Locate the word "مرئی" in the data below, then copy every line that holds it.

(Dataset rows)
[START]
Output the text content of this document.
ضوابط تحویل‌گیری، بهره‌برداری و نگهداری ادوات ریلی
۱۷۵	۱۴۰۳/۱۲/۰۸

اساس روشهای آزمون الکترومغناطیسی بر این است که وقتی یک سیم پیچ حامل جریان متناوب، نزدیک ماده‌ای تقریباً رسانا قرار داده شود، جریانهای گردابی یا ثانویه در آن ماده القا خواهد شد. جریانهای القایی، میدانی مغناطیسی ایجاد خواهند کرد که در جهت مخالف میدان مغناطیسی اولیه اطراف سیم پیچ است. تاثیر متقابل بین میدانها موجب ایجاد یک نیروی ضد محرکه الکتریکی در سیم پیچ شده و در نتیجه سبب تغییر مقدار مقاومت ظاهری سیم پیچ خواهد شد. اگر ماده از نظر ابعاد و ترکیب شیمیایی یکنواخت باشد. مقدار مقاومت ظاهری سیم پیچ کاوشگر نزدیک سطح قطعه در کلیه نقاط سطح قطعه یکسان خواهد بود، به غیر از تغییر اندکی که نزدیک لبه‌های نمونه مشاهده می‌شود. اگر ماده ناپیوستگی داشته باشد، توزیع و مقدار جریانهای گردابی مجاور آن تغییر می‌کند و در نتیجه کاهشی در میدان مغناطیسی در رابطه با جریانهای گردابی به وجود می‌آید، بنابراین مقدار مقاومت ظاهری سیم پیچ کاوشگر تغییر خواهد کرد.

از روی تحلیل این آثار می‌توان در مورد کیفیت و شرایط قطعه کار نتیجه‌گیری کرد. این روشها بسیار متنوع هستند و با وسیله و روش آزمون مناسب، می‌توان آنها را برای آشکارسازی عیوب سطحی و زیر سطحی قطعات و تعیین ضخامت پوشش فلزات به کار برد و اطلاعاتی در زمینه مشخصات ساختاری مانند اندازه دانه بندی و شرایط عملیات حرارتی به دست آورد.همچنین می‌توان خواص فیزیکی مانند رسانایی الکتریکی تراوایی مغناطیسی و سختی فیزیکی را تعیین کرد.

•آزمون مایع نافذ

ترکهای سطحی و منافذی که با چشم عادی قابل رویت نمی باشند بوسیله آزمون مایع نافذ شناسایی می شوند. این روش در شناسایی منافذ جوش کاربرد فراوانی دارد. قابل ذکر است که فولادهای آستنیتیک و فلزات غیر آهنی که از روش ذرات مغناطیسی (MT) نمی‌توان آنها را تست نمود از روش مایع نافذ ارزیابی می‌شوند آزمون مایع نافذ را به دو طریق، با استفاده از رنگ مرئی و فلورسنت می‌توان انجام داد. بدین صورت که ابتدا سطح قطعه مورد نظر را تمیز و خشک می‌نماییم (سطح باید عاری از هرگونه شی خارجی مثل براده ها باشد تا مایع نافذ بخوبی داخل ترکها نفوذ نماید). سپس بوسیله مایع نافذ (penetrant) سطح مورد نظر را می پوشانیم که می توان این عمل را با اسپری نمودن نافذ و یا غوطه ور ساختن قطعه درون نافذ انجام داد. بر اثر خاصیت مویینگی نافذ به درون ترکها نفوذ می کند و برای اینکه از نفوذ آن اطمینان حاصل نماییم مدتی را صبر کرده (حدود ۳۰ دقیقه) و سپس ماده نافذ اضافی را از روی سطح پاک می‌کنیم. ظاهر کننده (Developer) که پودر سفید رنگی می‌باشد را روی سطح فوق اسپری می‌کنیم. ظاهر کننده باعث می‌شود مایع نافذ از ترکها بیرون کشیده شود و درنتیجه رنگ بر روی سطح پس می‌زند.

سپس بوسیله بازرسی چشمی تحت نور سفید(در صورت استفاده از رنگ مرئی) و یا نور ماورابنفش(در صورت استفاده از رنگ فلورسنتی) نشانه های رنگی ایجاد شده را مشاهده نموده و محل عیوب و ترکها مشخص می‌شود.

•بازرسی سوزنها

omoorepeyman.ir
[END]
Finished exercise »
ترکهای سطحی و منافذی که با چشم عادی قابل رویت نمی باشند بوسیله آزمون مایع نافذ شناسایی می شوند. این روش در شناسایی منافذ جوش کاربرد فراوانی دارد. قابل ذکر است که فولادهای آستنیتیک و فلزات غیر آهنی که از روش ذرات مغناطیسی (MT) نمی‌توان آنها را تست نمود از روش مایع نافذ ارزیابی می‌شوند آزمون مایع نافذ را به دو طریق، با استفاده از رنگ مرئی و فلورسنت می‌توان انجام داد. بدین صورت که ابتدا سطح قطعه مورد نظر را تمیز و خشک می‌نماییم (سطح باید عاری از هرگونه شی خارجی مثل براده ها باشد تا مایع نافذ بخوبی داخل ترکها نفوذ نماید). سپس بوسیله مایع نافذ (penetrant) سطح مورد نظر را می پوشانیم که می توان این عمل را با اسپری نمودن نافذ و یا غوطه ور ساختن قطعه درون نافذ انجام داد. بر اثر خاصیت مویینگی نافذ به درون ترکها نفوذ می کند و برای اینکه از نفوذ آن اطمینان حاصل نماییم مدتی را صبر کرده (حدود ۳۰ دقیقه) و سپس ماده نافذ اضافی را از روی سطح پاک می‌کنیم. ظاهر کننده (Developer) که پودر سفید رنگی می‌باشد را روی سطح فوق اسپری می‌کنیم. ظاهر کننده باعث می‌شود مایع نافذ از ترکها بیرون کشیده شود و درنتیجه رنگ بر روی سطح پس می‌زند.
سپس بوسیله بازرسی چشمی تحت نور سفید(در صورت استفاده از رنگ مرئی) و یا نور ماورابنفش(در صورت استفاده از رنگ فلورسنتی) نشانه های رنگی ایجاد شده را مشاهده نموده و محل عیوب و ترکها مشخص می‌شود.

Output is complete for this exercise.